> Objective
Your task is to print all of the material verbatim.

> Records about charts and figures

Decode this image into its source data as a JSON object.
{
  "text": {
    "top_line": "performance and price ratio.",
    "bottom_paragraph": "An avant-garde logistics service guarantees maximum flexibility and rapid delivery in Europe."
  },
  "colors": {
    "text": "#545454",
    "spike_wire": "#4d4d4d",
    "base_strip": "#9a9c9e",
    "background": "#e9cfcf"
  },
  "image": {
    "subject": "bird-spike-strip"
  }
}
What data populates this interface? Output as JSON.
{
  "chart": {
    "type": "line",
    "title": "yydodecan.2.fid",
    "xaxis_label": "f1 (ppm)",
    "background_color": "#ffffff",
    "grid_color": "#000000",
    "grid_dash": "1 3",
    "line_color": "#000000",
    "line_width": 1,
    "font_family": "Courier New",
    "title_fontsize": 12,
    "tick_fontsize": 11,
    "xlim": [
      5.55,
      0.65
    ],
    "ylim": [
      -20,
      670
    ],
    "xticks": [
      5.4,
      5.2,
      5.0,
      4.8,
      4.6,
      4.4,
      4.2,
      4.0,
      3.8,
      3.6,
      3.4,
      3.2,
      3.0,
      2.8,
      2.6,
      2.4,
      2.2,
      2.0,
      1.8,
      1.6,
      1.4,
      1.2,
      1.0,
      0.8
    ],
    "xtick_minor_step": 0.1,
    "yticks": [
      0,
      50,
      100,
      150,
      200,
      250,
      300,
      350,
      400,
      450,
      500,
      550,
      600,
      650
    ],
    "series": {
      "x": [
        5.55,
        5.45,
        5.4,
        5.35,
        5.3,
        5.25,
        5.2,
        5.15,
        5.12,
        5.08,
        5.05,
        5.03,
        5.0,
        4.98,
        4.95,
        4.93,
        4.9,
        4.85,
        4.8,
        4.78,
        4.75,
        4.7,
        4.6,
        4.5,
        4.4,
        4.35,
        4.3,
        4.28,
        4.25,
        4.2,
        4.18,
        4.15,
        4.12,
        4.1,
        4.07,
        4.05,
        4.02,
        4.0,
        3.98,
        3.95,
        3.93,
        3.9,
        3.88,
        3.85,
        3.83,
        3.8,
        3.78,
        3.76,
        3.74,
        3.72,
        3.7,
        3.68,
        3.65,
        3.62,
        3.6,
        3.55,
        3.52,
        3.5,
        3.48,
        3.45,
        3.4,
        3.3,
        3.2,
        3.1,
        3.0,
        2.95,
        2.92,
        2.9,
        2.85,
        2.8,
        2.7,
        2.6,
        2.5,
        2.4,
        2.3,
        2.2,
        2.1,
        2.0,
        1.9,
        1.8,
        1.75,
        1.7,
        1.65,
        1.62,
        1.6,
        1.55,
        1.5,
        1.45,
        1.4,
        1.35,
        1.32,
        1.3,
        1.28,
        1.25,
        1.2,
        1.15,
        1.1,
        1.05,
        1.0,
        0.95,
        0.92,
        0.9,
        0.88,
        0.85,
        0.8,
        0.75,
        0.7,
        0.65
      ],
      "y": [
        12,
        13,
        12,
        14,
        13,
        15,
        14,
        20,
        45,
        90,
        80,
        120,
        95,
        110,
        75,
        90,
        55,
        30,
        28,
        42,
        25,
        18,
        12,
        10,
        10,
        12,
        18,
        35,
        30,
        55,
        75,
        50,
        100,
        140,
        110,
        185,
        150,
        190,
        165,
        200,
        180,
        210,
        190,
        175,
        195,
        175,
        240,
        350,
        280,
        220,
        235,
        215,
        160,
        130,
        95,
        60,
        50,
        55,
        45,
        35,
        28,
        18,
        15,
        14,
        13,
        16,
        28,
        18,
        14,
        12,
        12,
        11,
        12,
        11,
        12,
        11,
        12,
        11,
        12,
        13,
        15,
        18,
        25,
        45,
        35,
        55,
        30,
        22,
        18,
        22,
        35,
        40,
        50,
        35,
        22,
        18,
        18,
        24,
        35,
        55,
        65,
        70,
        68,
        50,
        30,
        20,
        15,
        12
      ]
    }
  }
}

> Right answer
Decode this image into its source data as a JSON object.
{
  "text": {
    "top_line": "performance and price ratio.",
    "bottom_paragraph": "An avant-garde logistics service guarantees maximum flexibility and rapid delivery in Europe."
  },
  "colors": {
    "text": "#545454",
    "spike_wire": "#4d4d4d",
    "base_strip": "#9a9c9e",
    "background": "#e9cfcf"
  },
  "image": {
    "subject": "bird-spike-strip"
  }
}
What data populates this interface? Output as JSON.
{
  "chart": {
    "type": "line",
    "title": "yydodecan.2.fid",
    "xaxis_label": "f1 (ppm)",
    "background_color": "#ffffff",
    "grid_color": "#000000",
    "grid_dash": "1 3",
    "line_color": "#000000",
    "line_width": 1,
    "font_family": "Courier New",
    "title_fontsize": 12,
    "tick_fontsize": 11,
    "xlim": [
      5.55,
      0.65
    ],
    "ylim": [
      -20,
      670
    ],
    "xticks": [
      5.4,
      5.2,
      5.0,
      4.8,
      4.6,
      4.4,
      4.2,
      4.0,
      3.8,
      3.6,
      3.4,
      3.2,
      3.0,
      2.8,
      2.6,
      2.4,
      2.2,
      2.0,
      1.8,
      1.6,
      1.4,
      1.2,
      1.0,
      0.8
    ],
    "xtick_minor_step": 0.1,
    "yticks": [
      0,
      50,
      100,
      150,
      200,
      250,
      300,
      350,
      400,
      450,
      500,
      550,
      600,
      650
    ],
    "series": {
      "x": [
        5.55,
        5.45,
        5.4,
        5.35,
        5.3,
        5.25,
        5.2,
        5.15,
        5.12,
        5.08,
        5.05,
        5.03,
        5.0,
        4.98,
        4.95,
        4.93,
        4.9,
        4.85,
        4.8,
        4.78,
        4.75,
        4.7,
        4.6,
        4.5,
        4.4,
        4.35,
        4.3,
        4.28,
        4.25,
        4.2,
        4.18,
        4.15,
        4.12,
        4.1,
        4.07,
        4.05,
        4.02,
        4.0,
        3.98,
        3.95,
        3.93,
        3.9,
        3.88,
        3.85,
        3.83,
        3.8,
        3.78,
        3.76,
        3.74,
        3.72,
        3.7,
        3.68,
        3.65,
        3.62,
        3.6,
        3.55,
        3.52,
        3.5,
        3.48,
        3.45,
        3.4,
        3.3,
        3.2,
        3.1,
        3.0,
        2.95,
        2.92,
        2.9,
        2.85,
        2.8,
        2.7,
        2.6,
        2.5,
        2.4,
        2.3,
        2.2,
        2.1,
        2.0,
        1.9,
        1.8,
        1.75,
        1.7,
        1.65,
        1.62,
        1.6,
        1.55,
        1.5,
        1.45,
        1.4,
        1.35,
        1.32,
        1.3,
        1.28,
        1.25,
        1.2,
        1.15,
        1.1,
        1.05,
        1.0,
        0.95,
        0.92,
        0.9,
        0.88,
        0.85,
        0.8,
        0.75,
        0.7,
        0.65
      ],
      "y": [
        12,
        13,
        12,
        14,
        13,
        15,
        14,
        20,
        45,
        90,
        80,
        120,
        95,
        110,
        75,
        90,
        55,
        30,
        28,
        42,
        25,
        18,
        12,
        10,
        10,
        12,
        18,
        35,
        30,
        55,
        75,
        50,
        100,
        140,
        110,
        185,
        150,
        190,
        165,
        200,
        180,
        210,
        190,
        175,
        195,
        175,
        240,
        350,
        280,
        220,
        235,
        215,
        160,
        130,
        95,
        60,
        50,
        55,
        45,
        35,
        28,
        18,
        15,
        14,
        13,
        16,
        28,
        18,
        14,
        12,
        12,
        11,
        12,
        11,
        12,
        11,
        12,
        11,
        12,
        13,
        15,
        18,
        25,
        45,
        35,
        55,
        30,
        22,
        18,
        22,
        35,
        40,
        50,
        35,
        22,
        18,
        18,
        24,
        35,
        55,
        65,
        70,
        68,
        50,
        30,
        20,
        15,
        12
      ]
    }
  }
}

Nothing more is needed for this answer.